**INSTRUCTIONS FOR THE TASK**
Note each line that includes the word "romantice". Copy those lines.

**SOURCE DATA**
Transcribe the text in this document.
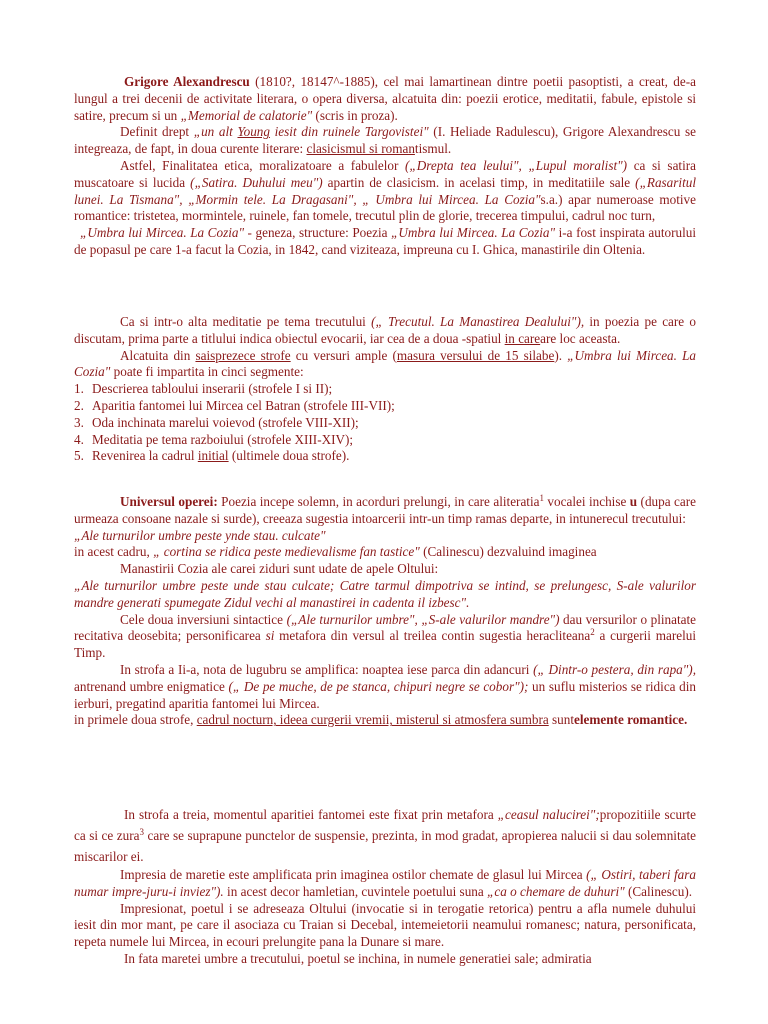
Grigore Alexandrescu (1810?, 18147^-1885), cel mai lamartinean dintre poetii pasoptisti, a creat, de-a lungul a trei decenii de activitate literara, o opera diversa, alcatuita din: poezii erotice, meditatii, fabule, epistole si satire, precum si un „Memorial de calatorie" (scris in proza).

Definit drept „un alt Young iesit din ruinele Targovistei" (I. Heliade Radulescu), Grigore Alexandrescu se integreaza, de fapt, in doua curente literare: clasicismul si romantismul.

Astfel, Finalitatea etica, moralizatoare a fabulelor („Drepta tea leului", „Lupul moralist") ca si satira muscatoare si lucida („Satira. Duhului meu") apartin de clasicism. in acelasi timp, in meditatiile sale („Rasaritul lunei. La Tismana", „Mormin tele. La Dragasani", „ Umbra lui Mircea. La Cozia"s.a.) apar numeroase motive romantice: tristetea, mormintele, ruinele, fan tomele, trecutul plin de glorie, trecerea timpului, cadrul noc turn,

„Umbra lui Mircea. La Cozia" - geneza, structure: Poezia „Umbra lui Mircea. La Cozia" i-a fost inspirata autorului de popasul pe care 1-a facut la Cozia, in 1842, cand viziteaza, impreuna cu I. Ghica, manastirile din Oltenia.

Ca si intr-o alta meditatie pe tema trecutului („ Trecutul. La Manastirea Dealului"), in poezia pe care o discutam, prima parte a titlului indica obiectul evocarii, iar cea de a doua -spatiul in careare loc aceasta.

Alcatuita din saisprezece strofe cu versuri ample (masura versului de 15 silabe). „Umbra lui Mircea. La Cozia" poate fi impartita in cinci segmente:

1. Descrierea tabloului inserarii (strofele I si II);
2. Aparitia fantomei lui Mircea cel Batran (strofele III-VII);
3. Oda inchinata marelui voievod (strofele VIII-XII);
4. Meditatia pe tema razboiului (strofele XIII-XIV);
5. Revenirea la cadrul initial (ultimele doua strofe).

Universul operei: Poezia incepe solemn, in acorduri prelungi, in care aliteratia$^1$ vocalei inchise u (dupa care urmeaza consoane nazale si surde), creeaza sugestia intoarcerii intr-un timp ramas departe, in intunerecul trecutului:

„Ale turnurilor umbre peste ynde stau. culcate"

in acest cadru, „ cortina se ridica peste medievalisme fan tastice" (Calinescu) dezvaluind imaginea

Manastirii Cozia ale carei ziduri sunt udate de apele Oltului:

„Ale turnurilor umbre peste unde stau culcate; Catre tarmul dimpotriva se intind, se prelungesc, S-ale valurilor mandre generati spumegate Zidul vechi al manastirei in cadenta il izbesc".

Cele doua inversiuni sintactice („Ale turnurilor umbre", „S-ale valurilor mandre") dau versurilor o plinatate recitativa deosebita; personificarea si metafora din versul al treilea contin sugestia heracliteana$^2$ a curgerii marelui Timp.

In strofa a Ii-a, nota de lugubru se amplifica: noaptea iese parca din adancuri („ Dintr-o pestera, din rapa"), antrenand umbre enigmatice („ De pe muche, de pe stanca, chipuri negre se cobor"); un suflu misterios se ridica din ierburi, pregatind aparitia fantomei lui Mircea.

in primele doua strofe, cadrul nocturn, ideea curgerii vremii, misterul si atmosfera sumbra suntelemente romantice.

In strofa a treia, momentul aparitiei fantomei este fixat prin metafora „ceasul nalucirei";propozitiile scurte ca si ce zura$^3$ care se suprapune punctelor de suspensie, prezinta, in mod gradat, apropierea nalucii si dau solemnitate miscarilor ei.

Impresia de maretie este amplificata prin imaginea ostilor chemate de glasul lui Mircea („ Ostiri, taberi fara numar impre-juru-i inviez"). in acest decor hamletian, cuvintele poetului suna „ca o chemare de duhuri" (Calinescu).

Impresionat, poetul i se adreseaza Oltului (invocatie si in terogatie retorica) pentru a afla numele duhului iesit din mor mant, pe care il asociaza cu Traian si Decebal, intemeietorii neamului romanesc; natura, personificata, repeta numele lui Mircea, in ecouri prelungite pana la Dunare si mare.

In fata maretei umbre a trecutului, poetul se inchina, in numele generatiei sale; admiratia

**WRITTEN ANSWER**
Astfel, Finalitatea etica, moralizatoare a fabulelor („Drepta tea leului", „Lupul moralist") ca si satira muscatoare si lucida („Satira. Duhului meu") apartin de clasicism. in acelasi timp, in meditatiile sale („Rasaritul lunei. La Tismana", „Mormin tele. La Dragasani", „ Umbra lui Mircea. La Cozia"s.a.) apar numeroase motive romantice: tristetea, mormintele, ruinele, fan tomele, trecutul plin de glorie, trecerea timpului, cadrul noc turn,
in primele doua strofe, cadrul nocturn, ideea curgerii vremii, misterul si atmosfera sumbra suntelemente romantice.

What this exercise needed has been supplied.